__AIM__.
Pictures aside, repeat every entry exactly.

__Dataset excerpts__.
────────────────

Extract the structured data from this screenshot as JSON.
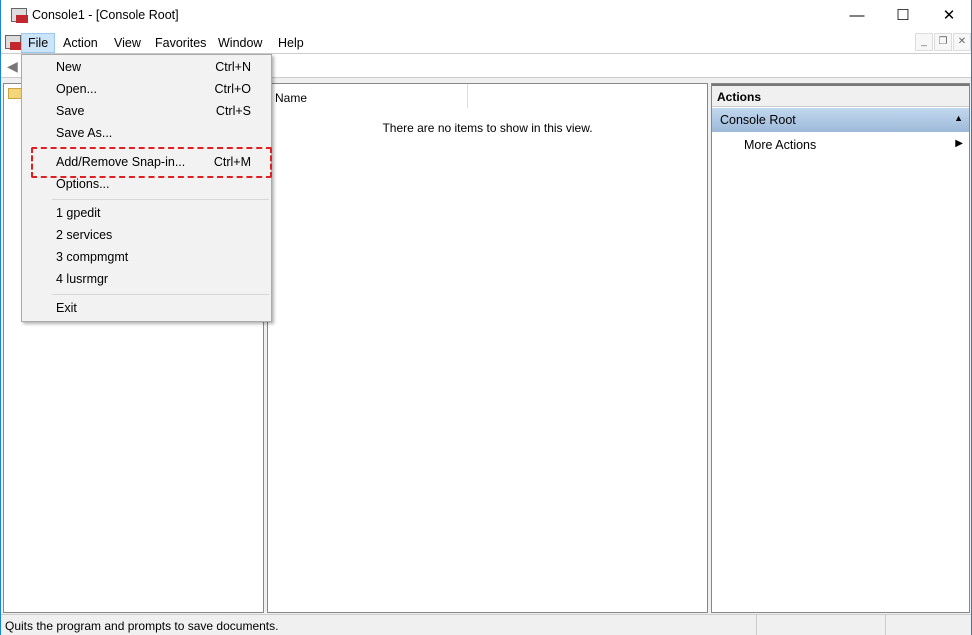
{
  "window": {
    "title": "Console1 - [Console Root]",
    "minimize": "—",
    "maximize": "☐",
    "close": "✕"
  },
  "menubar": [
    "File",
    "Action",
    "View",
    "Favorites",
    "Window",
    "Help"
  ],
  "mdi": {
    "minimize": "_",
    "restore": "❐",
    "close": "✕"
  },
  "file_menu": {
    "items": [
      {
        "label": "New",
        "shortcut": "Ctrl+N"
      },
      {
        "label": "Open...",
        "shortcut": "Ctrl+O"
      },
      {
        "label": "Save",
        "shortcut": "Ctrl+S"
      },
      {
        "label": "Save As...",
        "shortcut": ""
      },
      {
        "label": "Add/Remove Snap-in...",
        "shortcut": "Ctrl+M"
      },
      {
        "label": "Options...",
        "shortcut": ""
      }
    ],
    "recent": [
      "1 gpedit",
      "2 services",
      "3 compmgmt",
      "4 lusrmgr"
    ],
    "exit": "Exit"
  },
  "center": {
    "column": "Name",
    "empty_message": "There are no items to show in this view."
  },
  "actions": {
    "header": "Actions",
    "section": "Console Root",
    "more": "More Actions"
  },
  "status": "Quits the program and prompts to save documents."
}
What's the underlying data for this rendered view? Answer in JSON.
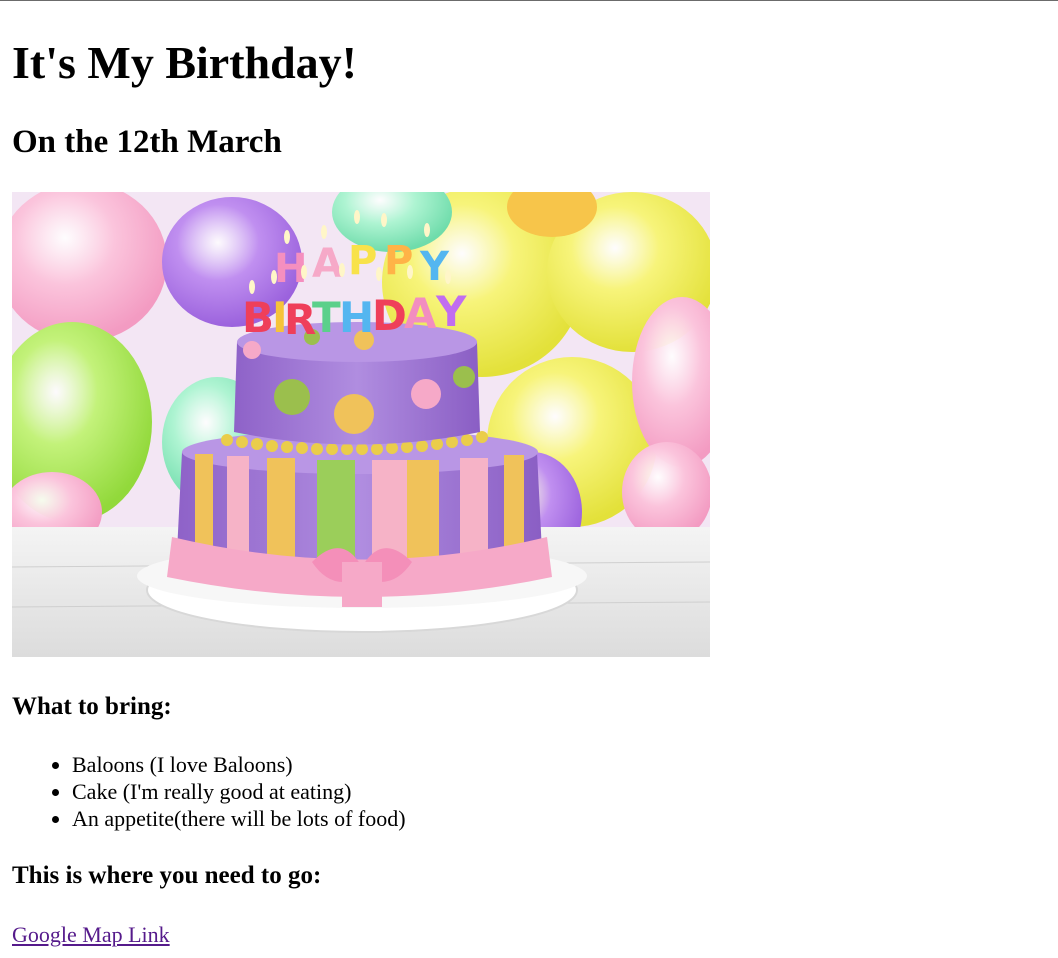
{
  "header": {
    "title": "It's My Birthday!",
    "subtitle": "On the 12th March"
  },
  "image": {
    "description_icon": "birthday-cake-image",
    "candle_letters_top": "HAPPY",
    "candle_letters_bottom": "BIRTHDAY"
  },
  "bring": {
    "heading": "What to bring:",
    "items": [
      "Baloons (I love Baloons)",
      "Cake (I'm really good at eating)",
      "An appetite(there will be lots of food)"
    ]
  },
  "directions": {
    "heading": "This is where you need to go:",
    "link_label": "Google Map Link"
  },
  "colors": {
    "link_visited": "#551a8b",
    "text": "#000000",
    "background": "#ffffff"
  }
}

────────────────

__RESULT OF THE EXERCISE__.
Extract the structured data from this screenshot as JSON.
{
  "window": {
    "title": "Console1 - [Console Root]",
    "minimize": "—",
    "maximize": "☐",
    "close": "✕"
  },
  "menubar": [
    "File",
    "Action",
    "View",
    "Favorites",
    "Window",
    "Help"
  ],
  "mdi": {
    "minimize": "_",
    "restore": "❐",
    "close": "✕"
  },
  "file_menu": {
    "items": [
      {
        "label": "New",
        "shortcut": "Ctrl+N"
      },
      {
        "label": "Open...",
        "shortcut": "Ctrl+O"
      },
      {
        "label": "Save",
        "shortcut": "Ctrl+S"
      },
      {
        "label": "Save As...",
        "shortcut": ""
      },
      {
        "label": "Add/Remove Snap-in...",
        "shortcut": "Ctrl+M"
      },
      {
        "label": "Options...",
        "shortcut": ""
      }
    ],
    "recent": [
      "1 gpedit",
      "2 services",
      "3 compmgmt",
      "4 lusrmgr"
    ],
    "exit": "Exit"
  },
  "center": {
    "column": "Name",
    "empty_message": "There are no items to show in this view."
  },
  "actions": {
    "header": "Actions",
    "section": "Console Root",
    "more": "More Actions"
  },
  "status": "Quits the program and prompts to save documents."
}
What's the underlying data for this rendered view? Answer in JSON.
{
  "header": {
    "title": "It's My Birthday!",
    "subtitle": "On the 12th March"
  },
  "image": {
    "description_icon": "birthday-cake-image",
    "candle_letters_top": "HAPPY",
    "candle_letters_bottom": "BIRTHDAY"
  },
  "bring": {
    "heading": "What to bring:",
    "items": [
      "Baloons (I love Baloons)",
      "Cake (I'm really good at eating)",
      "An appetite(there will be lots of food)"
    ]
  },
  "directions": {
    "heading": "This is where you need to go:",
    "link_label": "Google Map Link"
  },
  "colors": {
    "link_visited": "#551a8b",
    "text": "#000000",
    "background": "#ffffff"
  }
}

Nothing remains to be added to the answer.